§ **What the task requires**:
Return the material word for word. Do not include the pictures.

"""

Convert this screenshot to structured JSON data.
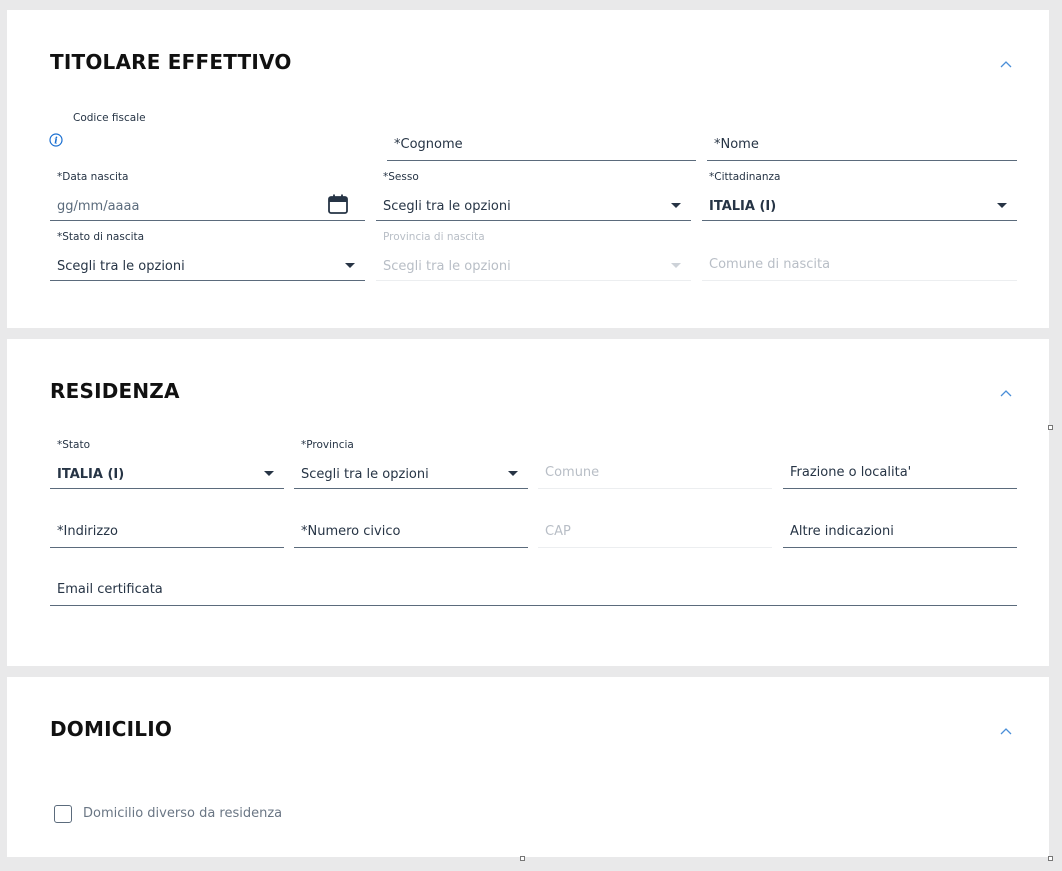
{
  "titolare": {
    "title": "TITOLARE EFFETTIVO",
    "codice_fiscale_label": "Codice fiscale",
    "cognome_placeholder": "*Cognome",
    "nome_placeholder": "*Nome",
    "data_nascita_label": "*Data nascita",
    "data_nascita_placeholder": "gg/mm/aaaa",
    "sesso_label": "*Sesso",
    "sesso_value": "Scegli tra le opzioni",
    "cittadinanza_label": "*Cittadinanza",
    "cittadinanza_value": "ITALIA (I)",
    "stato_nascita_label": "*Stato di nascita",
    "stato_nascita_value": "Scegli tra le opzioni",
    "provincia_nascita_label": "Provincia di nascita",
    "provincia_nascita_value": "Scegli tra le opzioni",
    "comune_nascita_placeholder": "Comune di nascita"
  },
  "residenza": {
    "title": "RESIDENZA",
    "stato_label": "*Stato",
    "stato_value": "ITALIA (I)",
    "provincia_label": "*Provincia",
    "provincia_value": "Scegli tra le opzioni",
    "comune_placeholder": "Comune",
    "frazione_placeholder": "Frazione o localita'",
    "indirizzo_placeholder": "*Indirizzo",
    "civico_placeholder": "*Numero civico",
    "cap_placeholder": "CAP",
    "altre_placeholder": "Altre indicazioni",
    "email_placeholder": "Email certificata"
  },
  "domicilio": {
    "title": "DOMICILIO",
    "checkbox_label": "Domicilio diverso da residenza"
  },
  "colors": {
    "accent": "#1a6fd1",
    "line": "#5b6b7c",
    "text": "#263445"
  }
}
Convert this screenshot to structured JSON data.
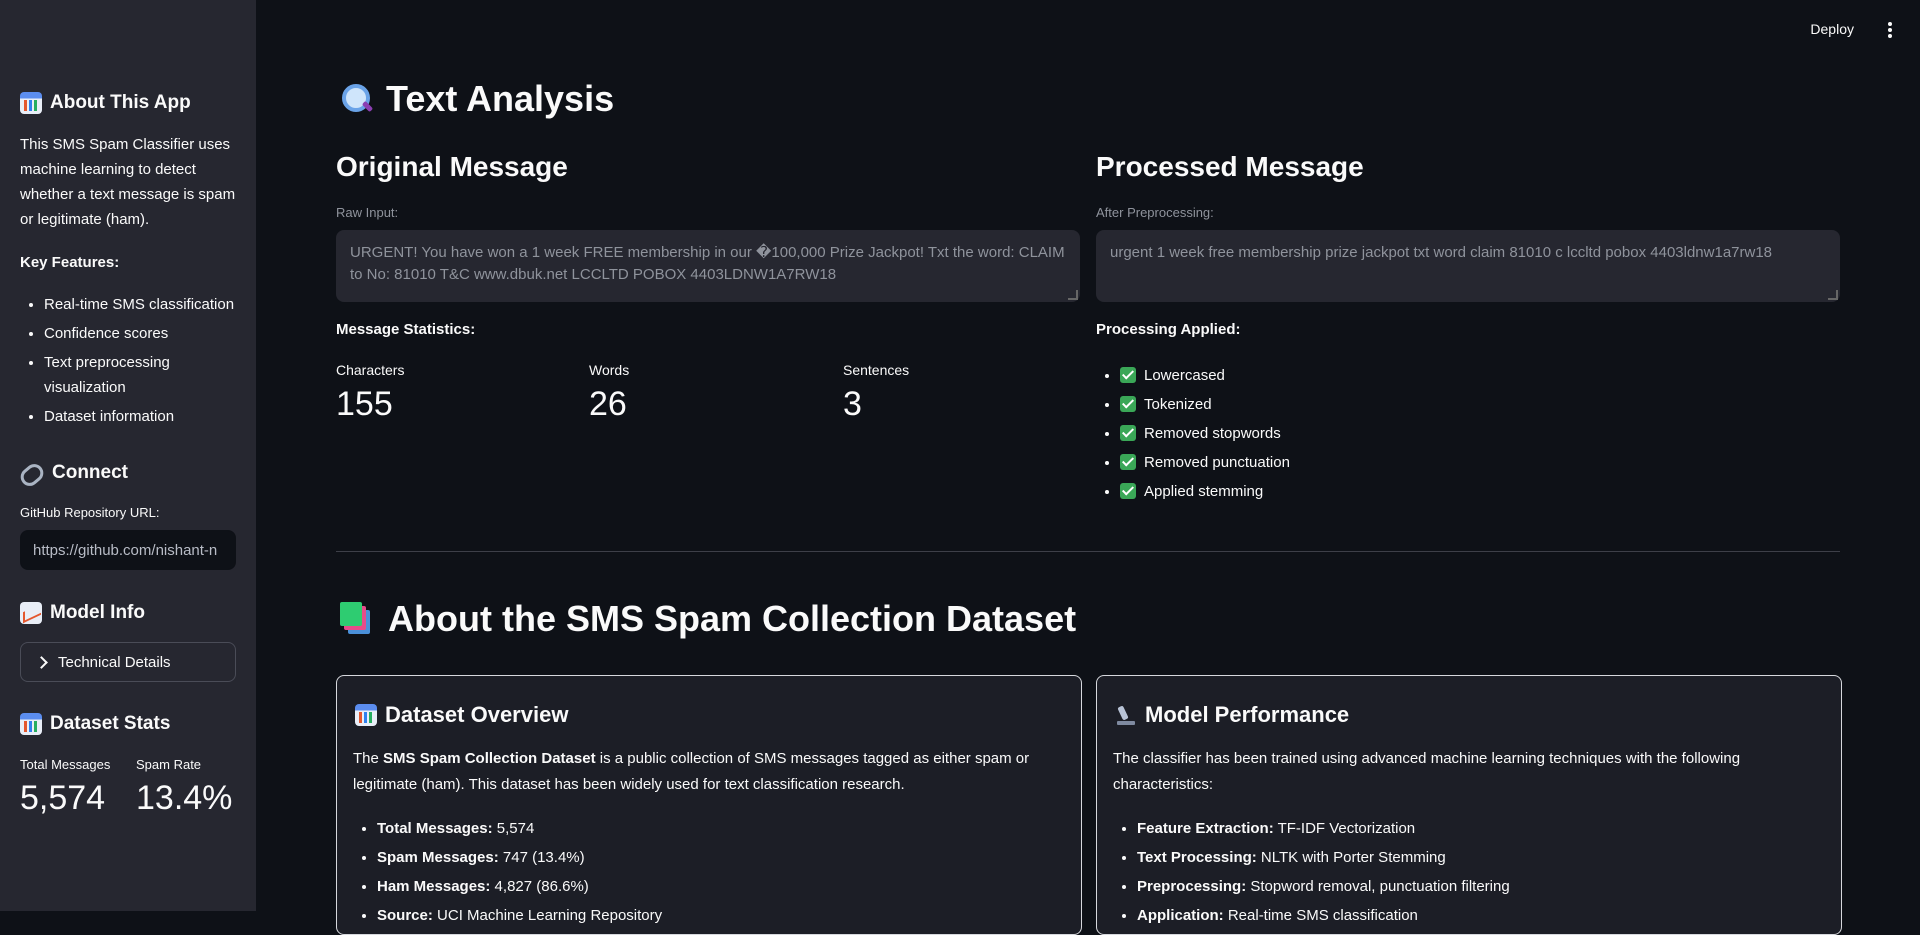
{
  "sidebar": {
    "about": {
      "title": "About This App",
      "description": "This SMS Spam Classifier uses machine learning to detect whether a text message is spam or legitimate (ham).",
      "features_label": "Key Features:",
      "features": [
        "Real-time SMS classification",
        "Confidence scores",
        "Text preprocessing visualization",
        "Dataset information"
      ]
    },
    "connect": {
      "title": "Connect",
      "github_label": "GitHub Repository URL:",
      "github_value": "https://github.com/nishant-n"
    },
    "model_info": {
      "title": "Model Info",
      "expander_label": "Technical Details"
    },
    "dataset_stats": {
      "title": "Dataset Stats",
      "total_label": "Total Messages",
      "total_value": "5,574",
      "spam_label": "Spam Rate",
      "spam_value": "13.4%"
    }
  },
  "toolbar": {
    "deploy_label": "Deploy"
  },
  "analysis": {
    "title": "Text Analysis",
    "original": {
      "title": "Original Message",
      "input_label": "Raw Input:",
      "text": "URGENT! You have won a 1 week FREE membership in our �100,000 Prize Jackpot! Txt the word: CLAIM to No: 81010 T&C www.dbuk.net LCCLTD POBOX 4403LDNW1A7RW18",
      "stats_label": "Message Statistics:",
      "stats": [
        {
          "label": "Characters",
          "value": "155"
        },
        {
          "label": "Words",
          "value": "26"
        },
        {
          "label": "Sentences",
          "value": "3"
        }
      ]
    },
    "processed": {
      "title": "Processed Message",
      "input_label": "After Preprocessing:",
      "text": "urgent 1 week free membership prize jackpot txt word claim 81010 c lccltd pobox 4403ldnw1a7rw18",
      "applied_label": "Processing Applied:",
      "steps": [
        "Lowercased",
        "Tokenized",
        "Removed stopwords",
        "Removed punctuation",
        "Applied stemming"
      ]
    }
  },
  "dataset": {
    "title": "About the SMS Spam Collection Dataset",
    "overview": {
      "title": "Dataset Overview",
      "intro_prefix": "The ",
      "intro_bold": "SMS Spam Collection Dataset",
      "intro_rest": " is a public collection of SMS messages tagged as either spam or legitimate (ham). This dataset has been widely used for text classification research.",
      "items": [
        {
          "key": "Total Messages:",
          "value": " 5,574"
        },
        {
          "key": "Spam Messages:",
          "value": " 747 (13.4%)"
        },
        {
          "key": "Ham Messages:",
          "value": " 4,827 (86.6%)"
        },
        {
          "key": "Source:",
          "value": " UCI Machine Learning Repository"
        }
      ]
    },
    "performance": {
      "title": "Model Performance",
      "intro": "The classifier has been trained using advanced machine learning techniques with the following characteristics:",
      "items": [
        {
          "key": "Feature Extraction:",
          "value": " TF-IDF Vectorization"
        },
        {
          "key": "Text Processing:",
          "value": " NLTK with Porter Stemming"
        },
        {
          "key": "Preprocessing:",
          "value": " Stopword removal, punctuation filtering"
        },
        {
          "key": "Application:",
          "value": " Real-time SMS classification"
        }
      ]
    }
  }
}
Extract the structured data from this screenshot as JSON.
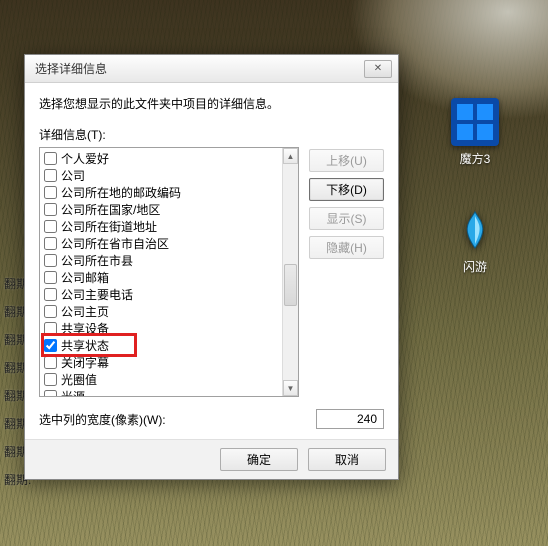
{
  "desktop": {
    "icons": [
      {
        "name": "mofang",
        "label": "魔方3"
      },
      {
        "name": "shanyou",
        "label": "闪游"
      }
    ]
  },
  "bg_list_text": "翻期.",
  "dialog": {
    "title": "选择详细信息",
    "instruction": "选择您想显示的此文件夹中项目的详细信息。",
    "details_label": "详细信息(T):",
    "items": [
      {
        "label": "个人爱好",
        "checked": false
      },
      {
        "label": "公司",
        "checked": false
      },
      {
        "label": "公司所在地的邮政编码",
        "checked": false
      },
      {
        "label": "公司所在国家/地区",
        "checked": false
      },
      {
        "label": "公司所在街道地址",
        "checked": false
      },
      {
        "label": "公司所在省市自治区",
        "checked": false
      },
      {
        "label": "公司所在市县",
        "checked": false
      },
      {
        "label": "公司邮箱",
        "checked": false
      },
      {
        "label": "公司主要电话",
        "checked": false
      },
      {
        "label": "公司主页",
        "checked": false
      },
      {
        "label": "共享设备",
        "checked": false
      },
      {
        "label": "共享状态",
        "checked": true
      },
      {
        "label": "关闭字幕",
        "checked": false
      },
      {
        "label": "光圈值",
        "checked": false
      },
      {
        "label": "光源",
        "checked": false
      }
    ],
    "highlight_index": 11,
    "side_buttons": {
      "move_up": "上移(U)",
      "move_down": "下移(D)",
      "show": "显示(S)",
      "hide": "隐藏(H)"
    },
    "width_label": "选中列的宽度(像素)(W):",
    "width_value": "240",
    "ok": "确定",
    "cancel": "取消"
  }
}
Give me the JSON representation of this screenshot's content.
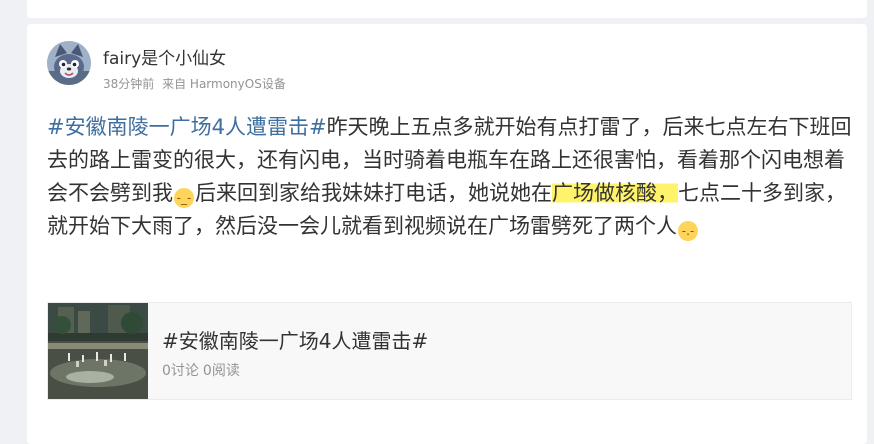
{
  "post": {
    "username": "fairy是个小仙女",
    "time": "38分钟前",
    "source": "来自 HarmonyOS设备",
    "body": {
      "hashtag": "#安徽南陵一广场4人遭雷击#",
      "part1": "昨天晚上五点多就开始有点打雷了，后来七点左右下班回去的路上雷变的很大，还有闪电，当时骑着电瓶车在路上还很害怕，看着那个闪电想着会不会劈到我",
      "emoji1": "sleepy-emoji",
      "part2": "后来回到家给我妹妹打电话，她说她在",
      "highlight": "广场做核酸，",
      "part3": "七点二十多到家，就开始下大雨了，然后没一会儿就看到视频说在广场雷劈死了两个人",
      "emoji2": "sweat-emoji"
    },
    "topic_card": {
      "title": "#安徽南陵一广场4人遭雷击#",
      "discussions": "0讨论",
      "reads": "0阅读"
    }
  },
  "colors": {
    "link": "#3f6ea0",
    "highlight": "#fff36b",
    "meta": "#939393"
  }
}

"""

§ **Solution for this exercise**:
Convert this screenshot to structured JSON data.
{
  "titolare": {
    "title": "TITOLARE EFFETTIVO",
    "codice_fiscale_label": "Codice fiscale",
    "cognome_placeholder": "*Cognome",
    "nome_placeholder": "*Nome",
    "data_nascita_label": "*Data nascita",
    "data_nascita_placeholder": "gg/mm/aaaa",
    "sesso_label": "*Sesso",
    "sesso_value": "Scegli tra le opzioni",
    "cittadinanza_label": "*Cittadinanza",
    "cittadinanza_value": "ITALIA (I)",
    "stato_nascita_label": "*Stato di nascita",
    "stato_nascita_value": "Scegli tra le opzioni",
    "provincia_nascita_label": "Provincia di nascita",
    "provincia_nascita_value": "Scegli tra le opzioni",
    "comune_nascita_placeholder": "Comune di nascita"
  },
  "residenza": {
    "title": "RESIDENZA",
    "stato_label": "*Stato",
    "stato_value": "ITALIA (I)",
    "provincia_label": "*Provincia",
    "provincia_value": "Scegli tra le opzioni",
    "comune_placeholder": "Comune",
    "frazione_placeholder": "Frazione o localita'",
    "indirizzo_placeholder": "*Indirizzo",
    "civico_placeholder": "*Numero civico",
    "cap_placeholder": "CAP",
    "altre_placeholder": "Altre indicazioni",
    "email_placeholder": "Email certificata"
  },
  "domicilio": {
    "title": "DOMICILIO",
    "checkbox_label": "Domicilio diverso da residenza"
  },
  "colors": {
    "accent": "#1a6fd1",
    "line": "#5b6b7c",
    "text": "#263445"
  }
}
Convert this screenshot to structured JSON data.
{
  "sidebar": {
    "about": {
      "title": "About This App",
      "description": "This SMS Spam Classifier uses machine learning to detect whether a text message is spam or legitimate (ham).",
      "features_label": "Key Features:",
      "features": [
        "Real-time SMS classification",
        "Confidence scores",
        "Text preprocessing visualization",
        "Dataset information"
      ]
    },
    "connect": {
      "title": "Connect",
      "github_label": "GitHub Repository URL:",
      "github_value": "https://github.com/nishant-n"
    },
    "model_info": {
      "title": "Model Info",
      "expander_label": "Technical Details"
    },
    "dataset_stats": {
      "title": "Dataset Stats",
      "total_label": "Total Messages",
      "total_value": "5,574",
      "spam_label": "Spam Rate",
      "spam_value": "13.4%"
    }
  },
  "toolbar": {
    "deploy_label": "Deploy"
  },
  "analysis": {
    "title": "Text Analysis",
    "original": {
      "title": "Original Message",
      "input_label": "Raw Input:",
      "text": "URGENT! You have won a 1 week FREE membership in our �100,000 Prize Jackpot! Txt the word: CLAIM to No: 81010 T&C www.dbuk.net LCCLTD POBOX 4403LDNW1A7RW18",
      "stats_label": "Message Statistics:",
      "stats": [
        {
          "label": "Characters",
          "value": "155"
        },
        {
          "label": "Words",
          "value": "26"
        },
        {
          "label": "Sentences",
          "value": "3"
        }
      ]
    },
    "processed": {
      "title": "Processed Message",
      "input_label": "After Preprocessing:",
      "text": "urgent 1 week free membership prize jackpot txt word claim 81010 c lccltd pobox 4403ldnw1a7rw18",
      "applied_label": "Processing Applied:",
      "steps": [
        "Lowercased",
        "Tokenized",
        "Removed stopwords",
        "Removed punctuation",
        "Applied stemming"
      ]
    }
  },
  "dataset": {
    "title": "About the SMS Spam Collection Dataset",
    "overview": {
      "title": "Dataset Overview",
      "intro_prefix": "The ",
      "intro_bold": "SMS Spam Collection Dataset",
      "intro_rest": " is a public collection of SMS messages tagged as either spam or legitimate (ham). This dataset has been widely used for text classification research.",
      "items": [
        {
          "key": "Total Messages:",
          "value": " 5,574"
        },
        {
          "key": "Spam Messages:",
          "value": " 747 (13.4%)"
        },
        {
          "key": "Ham Messages:",
          "value": " 4,827 (86.6%)"
        },
        {
          "key": "Source:",
          "value": " UCI Machine Learning Repository"
        }
      ]
    },
    "performance": {
      "title": "Model Performance",
      "intro": "The classifier has been trained using advanced machine learning techniques with the following characteristics:",
      "items": [
        {
          "key": "Feature Extraction:",
          "value": " TF-IDF Vectorization"
        },
        {
          "key": "Text Processing:",
          "value": " NLTK with Porter Stemming"
        },
        {
          "key": "Preprocessing:",
          "value": " Stopword removal, punctuation filtering"
        },
        {
          "key": "Application:",
          "value": " Real-time SMS classification"
        }
      ]
    }
  }
}
Extract the structured data from this screenshot as JSON.
{
  "desktop": {
    "icons": [
      {
        "name": "mofang",
        "label": "魔方3"
      },
      {
        "name": "shanyou",
        "label": "闪游"
      }
    ]
  },
  "bg_list_text": "翻期.",
  "dialog": {
    "title": "选择详细信息",
    "instruction": "选择您想显示的此文件夹中项目的详细信息。",
    "details_label": "详细信息(T):",
    "items": [
      {
        "label": "个人爱好",
        "checked": false
      },
      {
        "label": "公司",
        "checked": false
      },
      {
        "label": "公司所在地的邮政编码",
        "checked": false
      },
      {
        "label": "公司所在国家/地区",
        "checked": false
      },
      {
        "label": "公司所在街道地址",
        "checked": false
      },
      {
        "label": "公司所在省市自治区",
        "checked": false
      },
      {
        "label": "公司所在市县",
        "checked": false
      },
      {
        "label": "公司邮箱",
        "checked": false
      },
      {
        "label": "公司主要电话",
        "checked": false
      },
      {
        "label": "公司主页",
        "checked": false
      },
      {
        "label": "共享设备",
        "checked": false
      },
      {
        "label": "共享状态",
        "checked": true
      },
      {
        "label": "关闭字幕",
        "checked": false
      },
      {
        "label": "光圈值",
        "checked": false
      },
      {
        "label": "光源",
        "checked": false
      }
    ],
    "highlight_index": 11,
    "side_buttons": {
      "move_up": "上移(U)",
      "move_down": "下移(D)",
      "show": "显示(S)",
      "hide": "隐藏(H)"
    },
    "width_label": "选中列的宽度(像素)(W):",
    "width_value": "240",
    "ok": "确定",
    "cancel": "取消"
  }
}
Give me the JSON representation of this screenshot's content.
{
  "post": {
    "username": "fairy是个小仙女",
    "time": "38分钟前",
    "source": "来自 HarmonyOS设备",
    "body": {
      "hashtag": "#安徽南陵一广场4人遭雷击#",
      "part1": "昨天晚上五点多就开始有点打雷了，后来七点左右下班回去的路上雷变的很大，还有闪电，当时骑着电瓶车在路上还很害怕，看着那个闪电想着会不会劈到我",
      "emoji1": "sleepy-emoji",
      "part2": "后来回到家给我妹妹打电话，她说她在",
      "highlight": "广场做核酸，",
      "part3": "七点二十多到家，就开始下大雨了，然后没一会儿就看到视频说在广场雷劈死了两个人",
      "emoji2": "sweat-emoji"
    },
    "topic_card": {
      "title": "#安徽南陵一广场4人遭雷击#",
      "discussions": "0讨论",
      "reads": "0阅读"
    }
  },
  "colors": {
    "link": "#3f6ea0",
    "highlight": "#fff36b",
    "meta": "#939393"
  }
}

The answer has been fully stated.